DATA SHOWN —
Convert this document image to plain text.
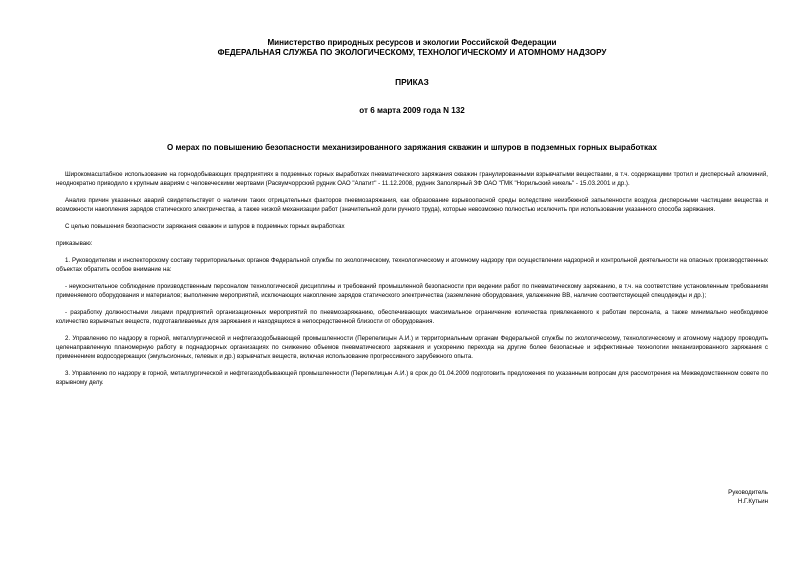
Министерство природных ресурсов и экологии Российской Федерации

ФЕДЕРАЛЬНАЯ СЛУЖБА ПО ЭКОЛОГИЧЕСКОМУ, ТЕХНОЛОГИЧЕСКОМУ И АТОМНОМУ НАДЗОРУ

ПРИКАЗ
от 6 марта 2009 года N 132
О мерах по повышению безопасности механизированного заряжания скважин и шпуров в подземных горных выработках

Широкомасштабное использование на горнодобывающих предприятиях в подземных горных выработках пневматического заряжания скважин гранулированными взрывчатыми веществами, в т.ч. содержащими тротил и дисперсный алюминий, неоднократно приводило к крупным авариям с человеческими жертвами (Расвумчоррский рудник ОАО "Апатит" - 11.12.2008, рудник Заполярный ЗФ ОАО "ГМК "Норильский никель" - 15.03.2001 и др.).

Анализ причин указанных аварий свидетельствует о наличии таких отрицательных факторов пневмозаряжания, как образование взрывоопасной среды вследствие неизбежной запыленности воздуха дисперсными частицами вещества и возможности накопления зарядов статического электричества, а также низкой механизации работ (значительной доли ручного труда), которые невозможно полностью исключить при использовании указанного способа заряжания.

С целью повышения безопасности заряжания скважин и шпуров в подземных горных выработках

приказываю:

1. Руководителям и инспекторскому составу территориальных органов Федеральной службы по экологическому, технологическому и атомному надзору при осуществлении надзорной и контрольной деятельности на опасных производственных объектах обратить особое внимание на:

- неукоснительное соблюдение производственным персоналом технологической дисциплины и требований промышленной безопасности при ведении работ по пневматическому заряжанию, в т.ч. на соответствие установленным требованиям применяемого оборудования и материалов; выполнение мероприятий, исключающих накопление зарядов статического электричества (заземление оборудования, увлажнение ВВ, наличие соответствующей спецодежды и др.);

- разработку должностными лицами предприятий организационных мероприятий по пневмозаряжанию, обеспечивающих максимальное ограничение количества привлекаемого к работам персонала, а также минимально необходимое количество взрывчатых веществ, подготавливаемых для заряжания и находящихся в непосредственной близости от оборудования.

2. Управлению по надзору в горной, металлургической и нефтегазодобывающей промышленности (Перепелицын А.И.) и территориальным органам Федеральной службы по экологическому, технологическому и атомному надзору проводить целенаправленную планомерную работу в поднадзорных организациях по снижению объемов пневматического заряжания и ускорению перехода на другие более безопасные и эффективные технологии механизированного заряжания с применением водосодержащих (эмульсионных, гелевых и др.) взрывчатых веществ, включая использование прогрессивного зарубежного опыта.

3. Управлению по надзору в горной, металлургической и нефтегазодобывающей промышленности (Перепелицын А.И.) в срок до 01.04.2009 подготовить предложения по указанным вопросам для рассмотрения на Межведомственном совете по взрывному делу.

Руководитель
Н.Г.Кутьин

PROBLEM DETAILS — Your task is to pick out every line with the string "шпуров" and copy it.

WRITTEN ANSWER —
О мерах по повышению безопасности механизированного заряжания скважин и шпуров в подземных горных выработках
С целью повышения безопасности заряжания скважин и шпуров в подземных горных выработках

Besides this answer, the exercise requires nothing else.